Task description
Collect every line below that contains the word "screenshot".
:: Record excerpts
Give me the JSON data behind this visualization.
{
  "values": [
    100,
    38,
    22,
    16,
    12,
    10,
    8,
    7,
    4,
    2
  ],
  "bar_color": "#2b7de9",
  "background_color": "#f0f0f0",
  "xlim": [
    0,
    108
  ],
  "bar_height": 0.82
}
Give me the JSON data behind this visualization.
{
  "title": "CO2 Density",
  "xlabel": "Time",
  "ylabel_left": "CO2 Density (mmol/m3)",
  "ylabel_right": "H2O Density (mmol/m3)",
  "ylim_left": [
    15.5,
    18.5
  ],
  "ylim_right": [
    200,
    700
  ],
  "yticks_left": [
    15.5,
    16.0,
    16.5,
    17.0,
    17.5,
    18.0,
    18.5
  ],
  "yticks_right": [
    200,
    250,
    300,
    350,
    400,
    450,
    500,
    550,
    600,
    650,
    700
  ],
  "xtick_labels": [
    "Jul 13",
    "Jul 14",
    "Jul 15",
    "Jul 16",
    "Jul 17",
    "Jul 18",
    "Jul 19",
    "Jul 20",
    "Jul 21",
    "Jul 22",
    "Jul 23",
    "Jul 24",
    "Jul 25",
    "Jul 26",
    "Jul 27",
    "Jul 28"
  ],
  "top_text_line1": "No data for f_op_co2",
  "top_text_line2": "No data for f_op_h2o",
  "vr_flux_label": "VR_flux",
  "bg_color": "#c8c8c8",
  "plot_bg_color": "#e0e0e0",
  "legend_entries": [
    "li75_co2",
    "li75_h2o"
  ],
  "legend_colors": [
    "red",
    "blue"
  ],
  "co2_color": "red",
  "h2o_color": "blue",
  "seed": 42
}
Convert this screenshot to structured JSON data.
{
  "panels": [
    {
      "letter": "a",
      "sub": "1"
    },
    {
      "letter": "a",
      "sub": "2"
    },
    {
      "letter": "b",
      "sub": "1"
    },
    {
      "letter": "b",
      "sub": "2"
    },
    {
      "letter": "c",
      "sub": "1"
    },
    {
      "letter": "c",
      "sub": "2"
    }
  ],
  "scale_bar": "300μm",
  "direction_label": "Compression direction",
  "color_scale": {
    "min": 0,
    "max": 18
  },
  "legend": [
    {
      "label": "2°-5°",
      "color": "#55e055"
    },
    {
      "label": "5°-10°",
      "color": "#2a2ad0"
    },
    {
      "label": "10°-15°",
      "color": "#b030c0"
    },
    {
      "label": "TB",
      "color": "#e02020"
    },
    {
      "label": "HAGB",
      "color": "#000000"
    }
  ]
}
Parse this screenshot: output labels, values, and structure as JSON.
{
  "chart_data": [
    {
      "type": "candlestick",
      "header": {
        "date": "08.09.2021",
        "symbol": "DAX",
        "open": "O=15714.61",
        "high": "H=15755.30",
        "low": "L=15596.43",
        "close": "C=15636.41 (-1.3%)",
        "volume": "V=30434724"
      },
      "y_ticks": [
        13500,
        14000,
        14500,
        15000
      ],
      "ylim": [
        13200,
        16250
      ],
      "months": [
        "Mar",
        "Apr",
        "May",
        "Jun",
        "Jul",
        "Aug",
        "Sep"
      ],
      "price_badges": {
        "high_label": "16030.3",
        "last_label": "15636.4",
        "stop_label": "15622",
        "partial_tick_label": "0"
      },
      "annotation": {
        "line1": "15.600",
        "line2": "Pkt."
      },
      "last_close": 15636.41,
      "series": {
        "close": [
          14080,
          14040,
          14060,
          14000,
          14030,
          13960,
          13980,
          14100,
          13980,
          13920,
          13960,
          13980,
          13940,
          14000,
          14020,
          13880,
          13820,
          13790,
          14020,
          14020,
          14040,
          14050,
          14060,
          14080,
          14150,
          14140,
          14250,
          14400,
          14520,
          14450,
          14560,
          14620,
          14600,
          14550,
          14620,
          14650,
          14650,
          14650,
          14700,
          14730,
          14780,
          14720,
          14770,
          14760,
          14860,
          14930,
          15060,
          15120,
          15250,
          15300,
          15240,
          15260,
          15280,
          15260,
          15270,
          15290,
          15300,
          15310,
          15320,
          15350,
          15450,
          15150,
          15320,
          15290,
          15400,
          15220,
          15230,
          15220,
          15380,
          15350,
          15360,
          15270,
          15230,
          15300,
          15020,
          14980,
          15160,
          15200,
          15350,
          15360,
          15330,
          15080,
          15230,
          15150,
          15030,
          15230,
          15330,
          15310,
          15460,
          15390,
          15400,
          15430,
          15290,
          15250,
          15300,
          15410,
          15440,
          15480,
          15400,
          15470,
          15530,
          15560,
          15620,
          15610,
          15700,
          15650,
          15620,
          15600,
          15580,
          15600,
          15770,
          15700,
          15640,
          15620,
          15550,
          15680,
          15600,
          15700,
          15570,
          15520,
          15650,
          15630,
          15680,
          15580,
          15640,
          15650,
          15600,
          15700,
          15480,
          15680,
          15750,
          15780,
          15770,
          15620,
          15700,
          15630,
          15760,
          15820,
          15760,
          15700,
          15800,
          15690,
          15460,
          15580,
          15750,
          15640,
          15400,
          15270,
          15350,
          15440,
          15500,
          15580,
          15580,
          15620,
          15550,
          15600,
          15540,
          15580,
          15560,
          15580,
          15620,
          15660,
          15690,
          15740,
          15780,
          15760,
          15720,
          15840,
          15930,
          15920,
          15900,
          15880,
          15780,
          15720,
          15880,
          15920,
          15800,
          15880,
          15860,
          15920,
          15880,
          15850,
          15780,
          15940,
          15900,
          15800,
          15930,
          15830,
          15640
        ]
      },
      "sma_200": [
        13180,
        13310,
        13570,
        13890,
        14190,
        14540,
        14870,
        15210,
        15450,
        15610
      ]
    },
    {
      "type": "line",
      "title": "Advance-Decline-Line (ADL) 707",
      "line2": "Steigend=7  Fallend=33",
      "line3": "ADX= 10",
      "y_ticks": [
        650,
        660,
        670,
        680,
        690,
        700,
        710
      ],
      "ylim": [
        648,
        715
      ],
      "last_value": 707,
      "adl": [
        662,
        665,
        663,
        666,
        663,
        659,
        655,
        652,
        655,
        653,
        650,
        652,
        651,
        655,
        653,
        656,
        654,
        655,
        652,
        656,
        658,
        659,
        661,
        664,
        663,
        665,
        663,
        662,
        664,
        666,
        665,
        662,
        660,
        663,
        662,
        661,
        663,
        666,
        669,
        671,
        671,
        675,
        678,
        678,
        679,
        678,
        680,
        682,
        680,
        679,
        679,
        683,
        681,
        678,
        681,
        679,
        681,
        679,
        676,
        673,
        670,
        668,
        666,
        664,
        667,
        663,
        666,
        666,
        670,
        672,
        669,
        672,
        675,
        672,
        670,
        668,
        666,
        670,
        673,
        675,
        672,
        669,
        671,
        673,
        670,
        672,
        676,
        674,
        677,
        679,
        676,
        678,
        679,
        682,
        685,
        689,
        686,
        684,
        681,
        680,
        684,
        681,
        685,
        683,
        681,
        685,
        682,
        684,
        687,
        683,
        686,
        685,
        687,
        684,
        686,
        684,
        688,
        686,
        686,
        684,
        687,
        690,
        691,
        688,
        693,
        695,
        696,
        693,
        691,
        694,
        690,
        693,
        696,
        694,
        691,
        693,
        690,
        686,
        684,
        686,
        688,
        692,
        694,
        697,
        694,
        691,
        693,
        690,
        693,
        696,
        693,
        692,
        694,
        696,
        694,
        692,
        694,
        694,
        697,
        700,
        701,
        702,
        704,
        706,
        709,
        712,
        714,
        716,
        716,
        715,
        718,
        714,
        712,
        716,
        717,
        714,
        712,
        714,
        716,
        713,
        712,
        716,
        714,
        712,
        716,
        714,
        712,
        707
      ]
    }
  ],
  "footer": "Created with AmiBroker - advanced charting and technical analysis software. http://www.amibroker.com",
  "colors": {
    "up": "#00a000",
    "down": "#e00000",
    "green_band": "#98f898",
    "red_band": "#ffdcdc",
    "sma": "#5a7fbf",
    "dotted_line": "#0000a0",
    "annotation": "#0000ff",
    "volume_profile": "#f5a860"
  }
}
::::
Answer in full
Convert this screenshot to structured JSON data.
Parse this screenshot: output labels, values, and structure as JSON.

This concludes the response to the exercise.